── Dataset excerpts ──
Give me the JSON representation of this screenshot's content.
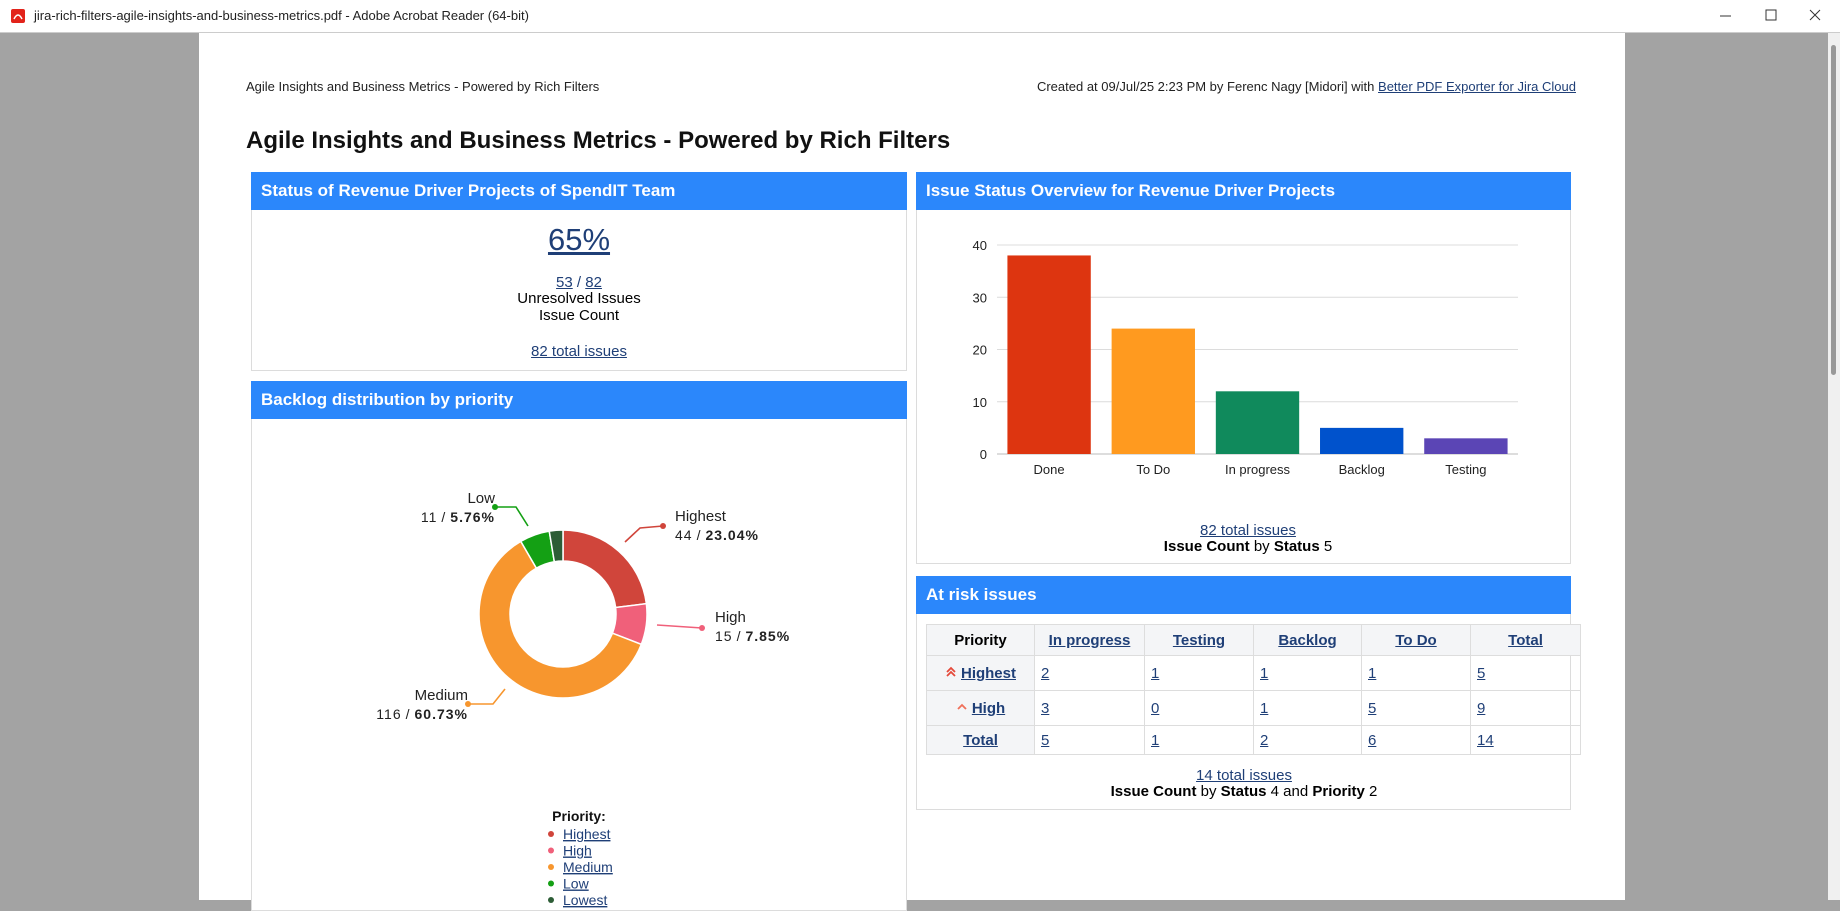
{
  "window": {
    "title": "jira-rich-filters-agile-insights-and-business-metrics.pdf - Adobe Acrobat Reader (64-bit)"
  },
  "header": {
    "left": "Agile Insights and Business Metrics - Powered by Rich Filters",
    "created": "Created at 09/Jul/25 2:23 PM by Ferenc Nagy [Midori] with",
    "link": "Better PDF Exporter for Jira Cloud"
  },
  "title": "Agile Insights and Business Metrics - Powered by Rich Filters",
  "status_panel": {
    "title": "Status of Revenue Driver Projects of SpendIT Team",
    "percent": "65%",
    "numerator": "53",
    "separator": "/",
    "denominator": "82",
    "line1": "Unresolved Issues",
    "line2": "Issue Count",
    "total_link": "82 total issues"
  },
  "risk_panel": {
    "title": "At risk issues",
    "columns": [
      "Priority",
      "In progress",
      "Testing",
      "Backlog",
      "To Do",
      "Total"
    ],
    "rows": [
      [
        "Highest",
        2,
        1,
        1,
        1,
        5
      ],
      [
        "High",
        3,
        0,
        1,
        5,
        9
      ],
      [
        "Total",
        5,
        1,
        2,
        6,
        14
      ]
    ],
    "total_link": "14 total issues",
    "measure": "Issue Count",
    "by": "by",
    "field1": "Status",
    "count1": "4",
    "and": "and",
    "field2": "Priority",
    "count2": "2"
  },
  "chart_data": [
    {
      "type": "bar",
      "title": "Issue Status Overview for Revenue Driver Projects",
      "categories": [
        "Done",
        "To Do",
        "In progress",
        "Backlog",
        "Testing"
      ],
      "values": [
        38,
        24,
        12,
        5,
        3
      ],
      "colors": [
        "#dd3510",
        "#ff9a1f",
        "#108a5c",
        "#0052cc",
        "#5b45b5"
      ],
      "ylim": [
        0,
        40
      ],
      "yticks": [
        0,
        10,
        20,
        30,
        40
      ],
      "grid": true,
      "total_link": "82 total issues",
      "measure": "Issue Count",
      "by": "by",
      "field": "Status",
      "count": "5"
    },
    {
      "type": "donut",
      "title": "Backlog distribution by priority",
      "categories": [
        "Highest",
        "High",
        "Medium",
        "Low",
        "Lowest"
      ],
      "values": [
        44,
        15,
        116,
        11,
        5
      ],
      "percents": [
        23.04,
        7.85,
        60.73,
        5.76,
        2.62
      ],
      "percent_labels": [
        "23.04%",
        "7.85%",
        "60.73%",
        "5.76%",
        null
      ],
      "separator": "/",
      "colors": [
        "#d0453b",
        "#f0607a",
        "#f7962e",
        "#14a014",
        "#2d5d36"
      ],
      "legend_title": "Priority:"
    }
  ]
}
───
# Problem details:
Copy each line of the listing that includes "Driver".

# Output:
    "title": "Status of Revenue Driver Projects of SpendIT Team",
      "title": "Issue Status Overview for Revenue Driver Projects",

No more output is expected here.